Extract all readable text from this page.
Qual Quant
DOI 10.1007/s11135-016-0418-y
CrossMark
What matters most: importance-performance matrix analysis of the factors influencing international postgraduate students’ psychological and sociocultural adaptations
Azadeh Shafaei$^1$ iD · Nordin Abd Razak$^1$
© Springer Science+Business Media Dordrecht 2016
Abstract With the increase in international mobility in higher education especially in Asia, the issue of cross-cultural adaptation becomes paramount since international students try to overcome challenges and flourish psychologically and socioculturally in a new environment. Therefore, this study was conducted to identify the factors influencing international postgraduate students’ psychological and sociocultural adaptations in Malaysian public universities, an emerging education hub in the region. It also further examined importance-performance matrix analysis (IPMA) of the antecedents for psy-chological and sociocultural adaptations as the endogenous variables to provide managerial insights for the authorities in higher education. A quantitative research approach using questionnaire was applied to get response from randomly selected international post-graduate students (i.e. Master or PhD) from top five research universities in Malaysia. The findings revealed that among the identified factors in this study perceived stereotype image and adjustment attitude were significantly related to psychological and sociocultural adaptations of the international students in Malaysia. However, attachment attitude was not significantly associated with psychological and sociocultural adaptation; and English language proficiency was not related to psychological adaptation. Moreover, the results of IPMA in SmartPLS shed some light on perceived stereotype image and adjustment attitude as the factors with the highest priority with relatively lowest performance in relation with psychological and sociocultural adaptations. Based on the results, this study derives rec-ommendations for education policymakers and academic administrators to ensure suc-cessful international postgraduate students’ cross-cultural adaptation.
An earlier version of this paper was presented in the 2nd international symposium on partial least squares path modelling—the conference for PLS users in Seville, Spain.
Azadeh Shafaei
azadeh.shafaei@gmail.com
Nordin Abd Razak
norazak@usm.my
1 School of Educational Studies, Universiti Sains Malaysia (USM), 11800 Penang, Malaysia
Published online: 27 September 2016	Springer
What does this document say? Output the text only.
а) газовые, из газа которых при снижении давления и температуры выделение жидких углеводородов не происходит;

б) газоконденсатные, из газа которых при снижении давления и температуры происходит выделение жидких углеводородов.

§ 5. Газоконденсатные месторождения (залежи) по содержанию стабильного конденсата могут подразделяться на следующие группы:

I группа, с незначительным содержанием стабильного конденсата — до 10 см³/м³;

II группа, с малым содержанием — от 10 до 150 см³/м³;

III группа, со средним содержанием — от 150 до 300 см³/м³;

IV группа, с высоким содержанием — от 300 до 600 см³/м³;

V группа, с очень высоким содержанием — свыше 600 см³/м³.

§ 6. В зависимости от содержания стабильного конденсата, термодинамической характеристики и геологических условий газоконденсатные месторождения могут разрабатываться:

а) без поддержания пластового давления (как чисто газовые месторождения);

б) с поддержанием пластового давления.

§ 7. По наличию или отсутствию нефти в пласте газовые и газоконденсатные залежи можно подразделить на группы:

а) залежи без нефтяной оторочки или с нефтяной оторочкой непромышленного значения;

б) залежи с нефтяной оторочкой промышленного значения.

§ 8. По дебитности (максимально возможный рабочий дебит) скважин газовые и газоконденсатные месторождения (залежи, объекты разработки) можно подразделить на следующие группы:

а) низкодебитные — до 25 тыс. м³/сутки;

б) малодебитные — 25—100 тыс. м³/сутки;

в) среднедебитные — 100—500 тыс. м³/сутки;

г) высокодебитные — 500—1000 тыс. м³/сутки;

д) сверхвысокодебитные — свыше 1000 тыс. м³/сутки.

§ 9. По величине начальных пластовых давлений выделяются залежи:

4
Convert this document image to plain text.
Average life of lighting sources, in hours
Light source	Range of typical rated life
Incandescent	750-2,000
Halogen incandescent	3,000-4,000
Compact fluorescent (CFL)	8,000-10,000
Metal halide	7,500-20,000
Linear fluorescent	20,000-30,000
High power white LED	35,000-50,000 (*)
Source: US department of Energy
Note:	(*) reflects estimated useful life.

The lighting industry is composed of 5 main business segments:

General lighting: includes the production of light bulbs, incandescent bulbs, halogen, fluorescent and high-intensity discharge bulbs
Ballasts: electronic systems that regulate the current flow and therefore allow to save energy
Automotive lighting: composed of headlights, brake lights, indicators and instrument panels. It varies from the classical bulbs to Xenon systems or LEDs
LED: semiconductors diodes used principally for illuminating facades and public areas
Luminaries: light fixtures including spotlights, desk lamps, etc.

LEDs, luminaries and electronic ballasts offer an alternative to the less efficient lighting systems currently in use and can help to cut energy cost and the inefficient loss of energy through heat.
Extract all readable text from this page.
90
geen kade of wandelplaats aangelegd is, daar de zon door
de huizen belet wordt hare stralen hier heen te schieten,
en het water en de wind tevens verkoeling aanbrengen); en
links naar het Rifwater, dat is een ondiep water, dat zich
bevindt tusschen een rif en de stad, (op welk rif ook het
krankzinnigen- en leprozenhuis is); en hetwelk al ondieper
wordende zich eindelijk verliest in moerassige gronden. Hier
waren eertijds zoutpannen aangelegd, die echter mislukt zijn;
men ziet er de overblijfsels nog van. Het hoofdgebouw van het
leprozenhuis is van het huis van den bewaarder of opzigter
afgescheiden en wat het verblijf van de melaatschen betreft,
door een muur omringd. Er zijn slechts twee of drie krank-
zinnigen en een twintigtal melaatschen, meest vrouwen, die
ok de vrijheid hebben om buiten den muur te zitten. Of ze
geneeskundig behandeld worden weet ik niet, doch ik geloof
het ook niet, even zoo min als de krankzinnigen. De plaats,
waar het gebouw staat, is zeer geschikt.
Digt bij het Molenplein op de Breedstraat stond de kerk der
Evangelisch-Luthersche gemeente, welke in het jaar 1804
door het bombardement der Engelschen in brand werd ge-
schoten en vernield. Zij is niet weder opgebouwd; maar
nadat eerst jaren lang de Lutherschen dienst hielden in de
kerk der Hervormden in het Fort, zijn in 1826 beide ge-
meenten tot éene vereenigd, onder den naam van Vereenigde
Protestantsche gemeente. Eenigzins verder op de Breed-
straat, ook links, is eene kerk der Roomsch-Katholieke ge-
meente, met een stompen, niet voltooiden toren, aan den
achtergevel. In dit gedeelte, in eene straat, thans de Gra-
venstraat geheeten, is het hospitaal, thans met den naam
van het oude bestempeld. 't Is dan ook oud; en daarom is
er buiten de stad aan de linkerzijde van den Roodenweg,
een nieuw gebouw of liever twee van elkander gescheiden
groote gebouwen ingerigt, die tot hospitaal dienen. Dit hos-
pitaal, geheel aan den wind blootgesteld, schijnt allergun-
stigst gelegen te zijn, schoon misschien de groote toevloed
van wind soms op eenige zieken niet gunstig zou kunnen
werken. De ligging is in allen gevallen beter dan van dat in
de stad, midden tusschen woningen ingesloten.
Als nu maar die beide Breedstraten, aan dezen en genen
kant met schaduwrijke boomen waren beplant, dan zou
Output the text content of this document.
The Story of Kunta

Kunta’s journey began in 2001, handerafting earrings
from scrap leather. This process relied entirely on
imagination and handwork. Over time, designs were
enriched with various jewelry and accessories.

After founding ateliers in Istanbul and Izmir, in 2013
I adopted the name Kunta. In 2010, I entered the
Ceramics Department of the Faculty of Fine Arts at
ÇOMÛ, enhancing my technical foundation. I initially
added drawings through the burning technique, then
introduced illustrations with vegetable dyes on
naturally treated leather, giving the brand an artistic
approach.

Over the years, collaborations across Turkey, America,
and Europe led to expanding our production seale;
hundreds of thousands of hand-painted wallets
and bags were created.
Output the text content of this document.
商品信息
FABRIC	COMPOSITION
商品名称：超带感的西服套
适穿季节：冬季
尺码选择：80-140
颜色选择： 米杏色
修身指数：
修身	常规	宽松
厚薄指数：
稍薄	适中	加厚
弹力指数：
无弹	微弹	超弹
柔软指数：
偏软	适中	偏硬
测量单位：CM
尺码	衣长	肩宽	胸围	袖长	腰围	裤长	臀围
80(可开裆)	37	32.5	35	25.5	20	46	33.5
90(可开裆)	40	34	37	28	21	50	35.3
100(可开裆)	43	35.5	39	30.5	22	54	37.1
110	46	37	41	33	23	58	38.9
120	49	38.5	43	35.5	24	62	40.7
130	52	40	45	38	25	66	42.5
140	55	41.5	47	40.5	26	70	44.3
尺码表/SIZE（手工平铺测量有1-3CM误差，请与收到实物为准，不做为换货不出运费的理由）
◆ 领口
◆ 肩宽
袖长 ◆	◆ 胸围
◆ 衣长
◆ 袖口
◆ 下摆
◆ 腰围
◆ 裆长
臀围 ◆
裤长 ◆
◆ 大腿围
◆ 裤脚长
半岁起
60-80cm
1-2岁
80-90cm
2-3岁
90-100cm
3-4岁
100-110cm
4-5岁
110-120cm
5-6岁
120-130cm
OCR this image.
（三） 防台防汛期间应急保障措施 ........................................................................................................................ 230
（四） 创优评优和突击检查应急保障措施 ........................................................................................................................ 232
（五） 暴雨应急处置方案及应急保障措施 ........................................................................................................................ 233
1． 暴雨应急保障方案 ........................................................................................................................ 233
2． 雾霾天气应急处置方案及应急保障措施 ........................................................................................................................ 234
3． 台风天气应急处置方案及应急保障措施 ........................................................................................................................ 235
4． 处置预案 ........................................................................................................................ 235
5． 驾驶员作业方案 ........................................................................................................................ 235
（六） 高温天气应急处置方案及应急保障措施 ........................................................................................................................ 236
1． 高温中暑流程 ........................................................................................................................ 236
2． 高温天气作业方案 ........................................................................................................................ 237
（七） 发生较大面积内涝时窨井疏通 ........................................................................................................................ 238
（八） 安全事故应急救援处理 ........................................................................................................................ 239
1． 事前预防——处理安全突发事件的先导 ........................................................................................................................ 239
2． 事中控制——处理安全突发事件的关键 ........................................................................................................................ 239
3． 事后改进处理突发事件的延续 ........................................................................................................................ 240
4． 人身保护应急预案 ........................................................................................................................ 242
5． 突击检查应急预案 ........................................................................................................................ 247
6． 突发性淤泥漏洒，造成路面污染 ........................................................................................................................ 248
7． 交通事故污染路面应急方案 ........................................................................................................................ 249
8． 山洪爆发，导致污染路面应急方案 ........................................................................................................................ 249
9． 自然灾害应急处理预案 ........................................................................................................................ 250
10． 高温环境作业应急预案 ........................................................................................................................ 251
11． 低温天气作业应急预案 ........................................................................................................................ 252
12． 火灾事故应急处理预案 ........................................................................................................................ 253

SET PROBLEM
Read the entries and pick out all lines that include the word "composed".

FINAL RESULT
The lighting industry is composed of 5 main business segments:
Automotive lighting: composed of headlights, brake lights, indicators and instrument panels. It varies from the classical bulbs to Xenon systems or LEDs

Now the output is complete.